**To be done**
Which lines have the string "CKIP"? Copy all of them from the entries below.

**Data lines**
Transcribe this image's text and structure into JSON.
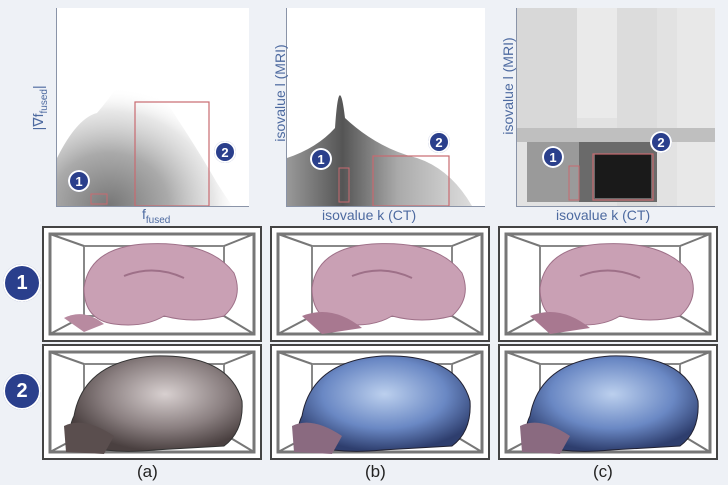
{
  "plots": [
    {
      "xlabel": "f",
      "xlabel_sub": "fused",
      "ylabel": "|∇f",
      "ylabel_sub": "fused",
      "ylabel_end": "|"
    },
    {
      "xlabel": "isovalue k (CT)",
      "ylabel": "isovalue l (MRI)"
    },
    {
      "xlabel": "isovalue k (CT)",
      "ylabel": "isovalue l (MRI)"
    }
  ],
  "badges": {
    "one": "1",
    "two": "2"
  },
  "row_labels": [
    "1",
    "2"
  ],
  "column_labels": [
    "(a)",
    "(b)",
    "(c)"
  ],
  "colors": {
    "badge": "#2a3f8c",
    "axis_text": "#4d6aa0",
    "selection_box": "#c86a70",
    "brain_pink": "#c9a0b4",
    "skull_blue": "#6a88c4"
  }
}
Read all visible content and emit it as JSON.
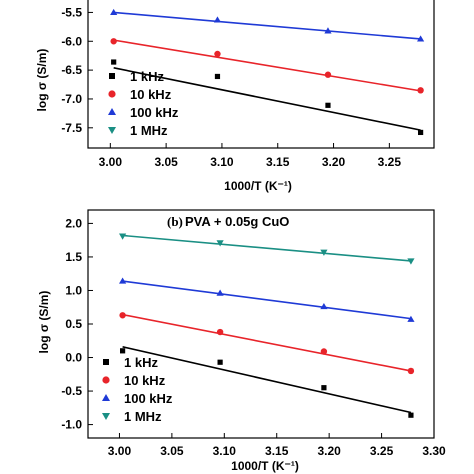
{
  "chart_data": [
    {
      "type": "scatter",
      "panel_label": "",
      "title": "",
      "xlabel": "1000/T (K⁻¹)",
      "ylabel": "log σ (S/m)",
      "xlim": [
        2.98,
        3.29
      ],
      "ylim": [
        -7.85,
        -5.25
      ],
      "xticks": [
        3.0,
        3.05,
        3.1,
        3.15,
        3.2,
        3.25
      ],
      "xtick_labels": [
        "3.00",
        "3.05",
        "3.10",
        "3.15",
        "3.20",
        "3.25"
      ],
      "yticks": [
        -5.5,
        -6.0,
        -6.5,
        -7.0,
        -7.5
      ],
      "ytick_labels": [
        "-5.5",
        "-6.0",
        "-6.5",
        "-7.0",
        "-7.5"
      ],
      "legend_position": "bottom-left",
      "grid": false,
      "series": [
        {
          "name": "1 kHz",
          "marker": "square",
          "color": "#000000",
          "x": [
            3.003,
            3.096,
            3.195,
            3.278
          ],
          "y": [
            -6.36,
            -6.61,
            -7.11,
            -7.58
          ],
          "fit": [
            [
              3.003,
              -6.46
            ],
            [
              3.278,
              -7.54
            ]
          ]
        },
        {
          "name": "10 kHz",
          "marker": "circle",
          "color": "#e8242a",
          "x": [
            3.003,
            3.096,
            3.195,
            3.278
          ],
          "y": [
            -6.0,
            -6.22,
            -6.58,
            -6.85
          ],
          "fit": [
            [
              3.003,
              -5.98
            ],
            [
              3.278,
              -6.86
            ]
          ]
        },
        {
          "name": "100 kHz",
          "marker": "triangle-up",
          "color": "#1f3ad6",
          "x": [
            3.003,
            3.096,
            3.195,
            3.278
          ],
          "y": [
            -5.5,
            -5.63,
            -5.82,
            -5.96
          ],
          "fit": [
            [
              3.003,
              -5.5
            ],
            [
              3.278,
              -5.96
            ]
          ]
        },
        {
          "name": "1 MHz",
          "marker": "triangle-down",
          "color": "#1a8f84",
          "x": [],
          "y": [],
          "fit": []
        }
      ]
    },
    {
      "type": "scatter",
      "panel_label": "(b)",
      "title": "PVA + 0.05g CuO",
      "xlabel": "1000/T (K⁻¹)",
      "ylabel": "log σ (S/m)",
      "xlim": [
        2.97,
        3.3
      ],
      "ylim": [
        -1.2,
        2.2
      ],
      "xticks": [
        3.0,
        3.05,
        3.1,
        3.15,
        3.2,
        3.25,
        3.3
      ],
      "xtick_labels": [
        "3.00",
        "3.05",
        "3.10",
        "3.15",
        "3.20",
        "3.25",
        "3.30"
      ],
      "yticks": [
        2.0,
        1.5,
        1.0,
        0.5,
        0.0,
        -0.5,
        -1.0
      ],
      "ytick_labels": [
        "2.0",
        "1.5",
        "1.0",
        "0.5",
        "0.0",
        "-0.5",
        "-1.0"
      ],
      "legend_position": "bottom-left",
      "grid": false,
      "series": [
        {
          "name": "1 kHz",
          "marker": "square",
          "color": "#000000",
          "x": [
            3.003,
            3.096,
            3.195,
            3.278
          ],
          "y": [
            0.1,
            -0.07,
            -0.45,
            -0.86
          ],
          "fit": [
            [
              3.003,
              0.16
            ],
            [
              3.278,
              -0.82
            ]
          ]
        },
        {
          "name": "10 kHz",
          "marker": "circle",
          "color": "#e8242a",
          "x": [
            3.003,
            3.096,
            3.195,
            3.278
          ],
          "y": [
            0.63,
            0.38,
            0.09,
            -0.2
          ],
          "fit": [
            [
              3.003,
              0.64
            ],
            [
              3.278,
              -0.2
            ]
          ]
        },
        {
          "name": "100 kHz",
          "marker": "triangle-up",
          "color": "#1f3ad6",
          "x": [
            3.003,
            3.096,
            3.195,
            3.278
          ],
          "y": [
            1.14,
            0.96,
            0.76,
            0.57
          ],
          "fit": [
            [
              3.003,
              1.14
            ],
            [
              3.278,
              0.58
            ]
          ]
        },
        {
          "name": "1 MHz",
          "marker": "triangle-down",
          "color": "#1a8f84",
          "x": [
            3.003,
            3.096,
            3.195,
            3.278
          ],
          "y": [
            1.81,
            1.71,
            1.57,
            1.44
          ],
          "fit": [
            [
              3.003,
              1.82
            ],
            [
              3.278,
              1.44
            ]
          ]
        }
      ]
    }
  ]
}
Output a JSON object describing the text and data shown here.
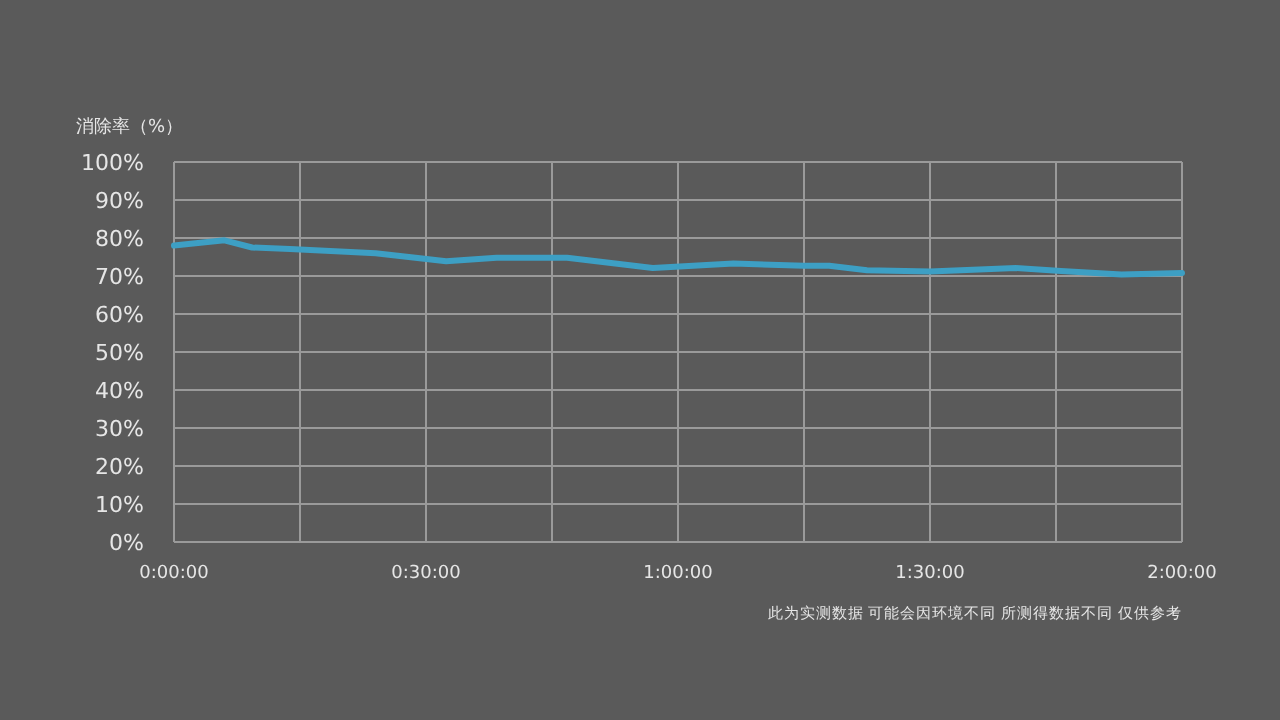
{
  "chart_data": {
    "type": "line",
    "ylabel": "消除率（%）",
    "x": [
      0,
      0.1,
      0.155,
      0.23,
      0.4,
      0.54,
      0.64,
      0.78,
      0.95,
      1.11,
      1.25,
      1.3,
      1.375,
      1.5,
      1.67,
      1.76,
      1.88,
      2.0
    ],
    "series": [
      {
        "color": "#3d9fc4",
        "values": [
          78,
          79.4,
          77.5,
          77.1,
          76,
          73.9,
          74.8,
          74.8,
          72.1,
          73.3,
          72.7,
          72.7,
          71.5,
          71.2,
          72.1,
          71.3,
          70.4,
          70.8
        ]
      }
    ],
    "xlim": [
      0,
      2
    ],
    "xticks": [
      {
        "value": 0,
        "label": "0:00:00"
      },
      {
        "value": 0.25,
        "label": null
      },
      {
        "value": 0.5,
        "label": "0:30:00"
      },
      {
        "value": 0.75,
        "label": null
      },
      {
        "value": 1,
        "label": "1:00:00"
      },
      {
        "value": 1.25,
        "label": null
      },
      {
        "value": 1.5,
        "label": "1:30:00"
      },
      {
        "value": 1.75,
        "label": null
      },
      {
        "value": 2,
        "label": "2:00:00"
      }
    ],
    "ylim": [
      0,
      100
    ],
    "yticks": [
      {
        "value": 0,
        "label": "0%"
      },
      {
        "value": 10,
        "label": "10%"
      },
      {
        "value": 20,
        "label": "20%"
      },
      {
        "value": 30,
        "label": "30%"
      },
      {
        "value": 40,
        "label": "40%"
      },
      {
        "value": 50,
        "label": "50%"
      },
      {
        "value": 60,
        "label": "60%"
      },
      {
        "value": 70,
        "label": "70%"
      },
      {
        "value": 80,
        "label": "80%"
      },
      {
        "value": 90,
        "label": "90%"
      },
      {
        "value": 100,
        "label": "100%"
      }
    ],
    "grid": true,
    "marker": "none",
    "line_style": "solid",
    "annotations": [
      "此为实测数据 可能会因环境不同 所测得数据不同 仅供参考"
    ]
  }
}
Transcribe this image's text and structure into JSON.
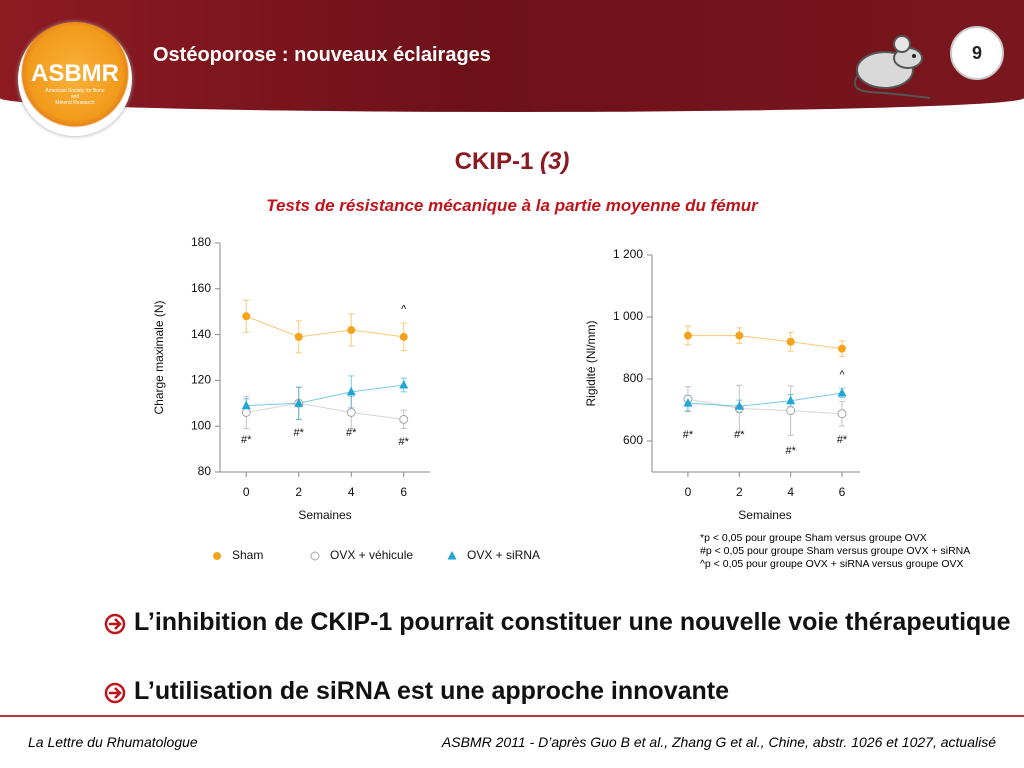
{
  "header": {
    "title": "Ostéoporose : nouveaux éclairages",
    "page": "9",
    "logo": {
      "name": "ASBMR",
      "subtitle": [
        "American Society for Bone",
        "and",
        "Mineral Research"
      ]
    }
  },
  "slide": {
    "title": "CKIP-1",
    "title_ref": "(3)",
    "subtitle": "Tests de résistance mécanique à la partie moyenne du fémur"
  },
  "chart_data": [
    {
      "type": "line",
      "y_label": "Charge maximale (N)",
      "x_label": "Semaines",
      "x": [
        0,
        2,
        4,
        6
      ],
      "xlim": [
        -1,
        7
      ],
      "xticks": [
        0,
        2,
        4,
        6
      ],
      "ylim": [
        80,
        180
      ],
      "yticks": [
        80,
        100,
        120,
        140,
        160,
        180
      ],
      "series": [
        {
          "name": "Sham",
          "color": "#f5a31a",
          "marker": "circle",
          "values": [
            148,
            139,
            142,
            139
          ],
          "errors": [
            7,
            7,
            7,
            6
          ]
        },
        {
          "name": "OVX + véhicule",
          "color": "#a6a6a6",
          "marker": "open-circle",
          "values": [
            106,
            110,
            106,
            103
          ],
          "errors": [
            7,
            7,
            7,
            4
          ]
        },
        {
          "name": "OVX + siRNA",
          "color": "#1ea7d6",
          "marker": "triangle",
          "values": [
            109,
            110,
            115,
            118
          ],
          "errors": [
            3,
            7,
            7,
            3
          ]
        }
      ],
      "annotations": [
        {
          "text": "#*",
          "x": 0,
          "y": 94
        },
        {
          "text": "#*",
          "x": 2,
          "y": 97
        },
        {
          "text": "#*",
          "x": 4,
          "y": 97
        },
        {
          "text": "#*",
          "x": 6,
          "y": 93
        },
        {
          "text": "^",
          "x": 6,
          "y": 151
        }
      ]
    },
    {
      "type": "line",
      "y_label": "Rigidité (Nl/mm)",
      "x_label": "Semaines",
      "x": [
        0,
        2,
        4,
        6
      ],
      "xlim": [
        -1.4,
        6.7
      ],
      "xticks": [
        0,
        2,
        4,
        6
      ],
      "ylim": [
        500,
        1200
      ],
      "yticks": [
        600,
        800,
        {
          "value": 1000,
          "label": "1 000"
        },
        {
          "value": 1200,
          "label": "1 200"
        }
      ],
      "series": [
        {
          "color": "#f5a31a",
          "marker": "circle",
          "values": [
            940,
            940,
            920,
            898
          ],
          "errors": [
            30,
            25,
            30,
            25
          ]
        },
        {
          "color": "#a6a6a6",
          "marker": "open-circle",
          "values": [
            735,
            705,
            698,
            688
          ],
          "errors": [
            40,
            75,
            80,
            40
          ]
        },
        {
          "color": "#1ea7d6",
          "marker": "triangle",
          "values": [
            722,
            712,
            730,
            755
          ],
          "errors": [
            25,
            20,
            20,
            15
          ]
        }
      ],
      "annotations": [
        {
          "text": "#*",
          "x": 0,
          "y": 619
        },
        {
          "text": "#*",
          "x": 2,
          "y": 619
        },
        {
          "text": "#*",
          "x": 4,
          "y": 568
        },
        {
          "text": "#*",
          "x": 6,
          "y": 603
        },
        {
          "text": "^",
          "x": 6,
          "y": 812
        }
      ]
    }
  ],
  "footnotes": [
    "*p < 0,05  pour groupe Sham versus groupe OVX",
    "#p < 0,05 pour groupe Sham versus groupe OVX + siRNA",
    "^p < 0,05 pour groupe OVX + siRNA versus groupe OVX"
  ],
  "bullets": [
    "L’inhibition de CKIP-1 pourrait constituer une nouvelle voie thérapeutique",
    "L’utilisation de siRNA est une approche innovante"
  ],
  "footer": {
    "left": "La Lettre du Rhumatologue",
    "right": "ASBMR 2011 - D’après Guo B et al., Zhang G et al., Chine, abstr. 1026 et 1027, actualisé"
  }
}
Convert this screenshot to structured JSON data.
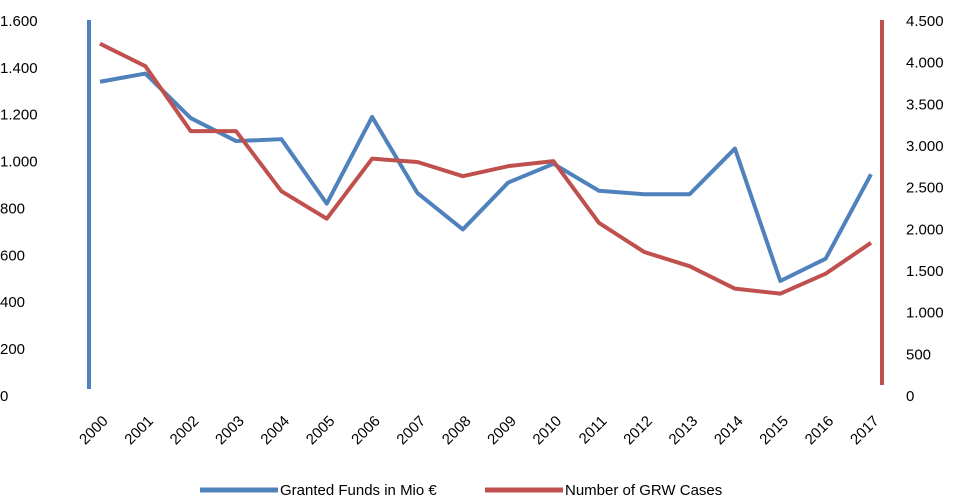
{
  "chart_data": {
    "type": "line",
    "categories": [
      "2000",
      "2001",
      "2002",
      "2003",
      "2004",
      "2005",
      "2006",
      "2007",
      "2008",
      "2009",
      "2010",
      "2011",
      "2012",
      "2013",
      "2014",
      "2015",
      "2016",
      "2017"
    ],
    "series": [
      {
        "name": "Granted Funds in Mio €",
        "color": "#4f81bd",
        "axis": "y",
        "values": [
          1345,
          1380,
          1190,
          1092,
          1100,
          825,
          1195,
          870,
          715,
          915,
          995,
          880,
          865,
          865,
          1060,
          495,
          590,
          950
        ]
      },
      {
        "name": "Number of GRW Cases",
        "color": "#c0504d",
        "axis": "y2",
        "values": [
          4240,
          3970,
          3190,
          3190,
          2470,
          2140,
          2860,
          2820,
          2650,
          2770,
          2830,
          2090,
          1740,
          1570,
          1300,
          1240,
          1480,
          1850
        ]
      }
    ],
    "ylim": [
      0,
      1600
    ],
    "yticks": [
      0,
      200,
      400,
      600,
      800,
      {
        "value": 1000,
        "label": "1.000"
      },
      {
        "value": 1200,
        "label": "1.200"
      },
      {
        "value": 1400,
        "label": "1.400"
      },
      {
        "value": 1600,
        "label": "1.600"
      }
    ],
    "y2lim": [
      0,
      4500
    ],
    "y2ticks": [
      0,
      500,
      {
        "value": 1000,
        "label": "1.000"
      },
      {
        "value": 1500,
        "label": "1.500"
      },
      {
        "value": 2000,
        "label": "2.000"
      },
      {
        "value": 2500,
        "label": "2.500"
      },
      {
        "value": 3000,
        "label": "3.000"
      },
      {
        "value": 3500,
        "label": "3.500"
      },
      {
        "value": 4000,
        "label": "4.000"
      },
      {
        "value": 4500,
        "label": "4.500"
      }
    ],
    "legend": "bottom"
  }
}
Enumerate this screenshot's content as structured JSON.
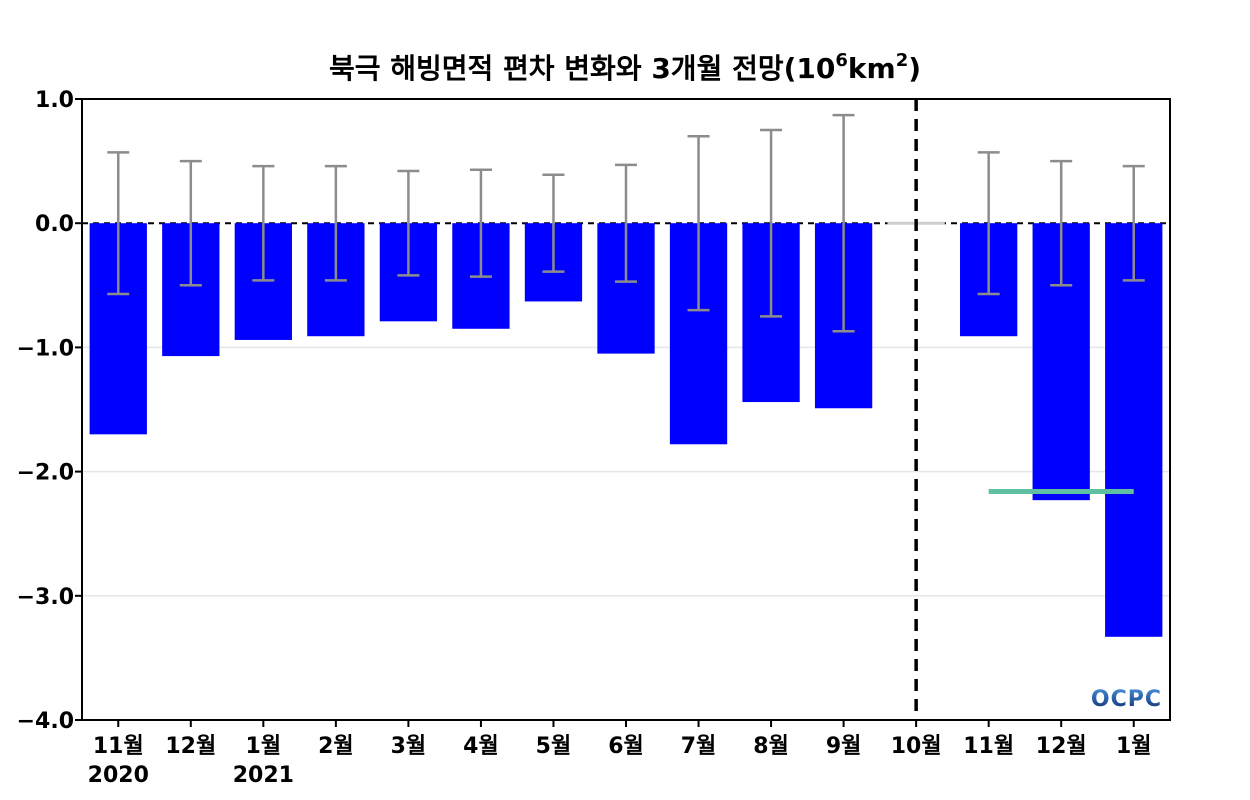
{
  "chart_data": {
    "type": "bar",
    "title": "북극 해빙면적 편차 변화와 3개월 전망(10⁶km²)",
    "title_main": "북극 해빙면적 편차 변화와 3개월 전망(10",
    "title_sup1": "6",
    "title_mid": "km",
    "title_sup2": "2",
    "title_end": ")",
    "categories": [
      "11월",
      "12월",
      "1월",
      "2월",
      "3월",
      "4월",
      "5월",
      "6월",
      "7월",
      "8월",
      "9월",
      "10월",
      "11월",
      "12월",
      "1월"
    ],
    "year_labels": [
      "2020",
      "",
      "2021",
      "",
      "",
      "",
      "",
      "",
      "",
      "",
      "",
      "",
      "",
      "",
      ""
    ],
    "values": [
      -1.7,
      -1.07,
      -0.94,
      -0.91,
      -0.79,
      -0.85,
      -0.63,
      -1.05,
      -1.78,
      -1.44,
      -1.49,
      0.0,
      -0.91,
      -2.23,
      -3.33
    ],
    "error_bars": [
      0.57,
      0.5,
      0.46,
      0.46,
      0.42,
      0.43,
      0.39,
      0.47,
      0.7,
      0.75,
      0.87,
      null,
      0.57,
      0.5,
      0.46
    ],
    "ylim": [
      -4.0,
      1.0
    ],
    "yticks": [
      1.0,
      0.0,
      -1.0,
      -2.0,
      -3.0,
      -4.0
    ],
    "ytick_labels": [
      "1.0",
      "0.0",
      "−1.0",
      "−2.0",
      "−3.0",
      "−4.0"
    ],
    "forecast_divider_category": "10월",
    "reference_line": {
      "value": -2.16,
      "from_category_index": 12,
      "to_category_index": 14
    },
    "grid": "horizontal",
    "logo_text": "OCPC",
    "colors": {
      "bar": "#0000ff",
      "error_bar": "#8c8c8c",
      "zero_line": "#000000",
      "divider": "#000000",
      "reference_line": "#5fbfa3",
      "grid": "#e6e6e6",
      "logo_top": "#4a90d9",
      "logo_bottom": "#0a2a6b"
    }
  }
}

**Exercise answer**
    "title": "CKIP-1",
    "L’inhibition de CKIP-1 pourrait constituer une nouvelle voie thérapeutique",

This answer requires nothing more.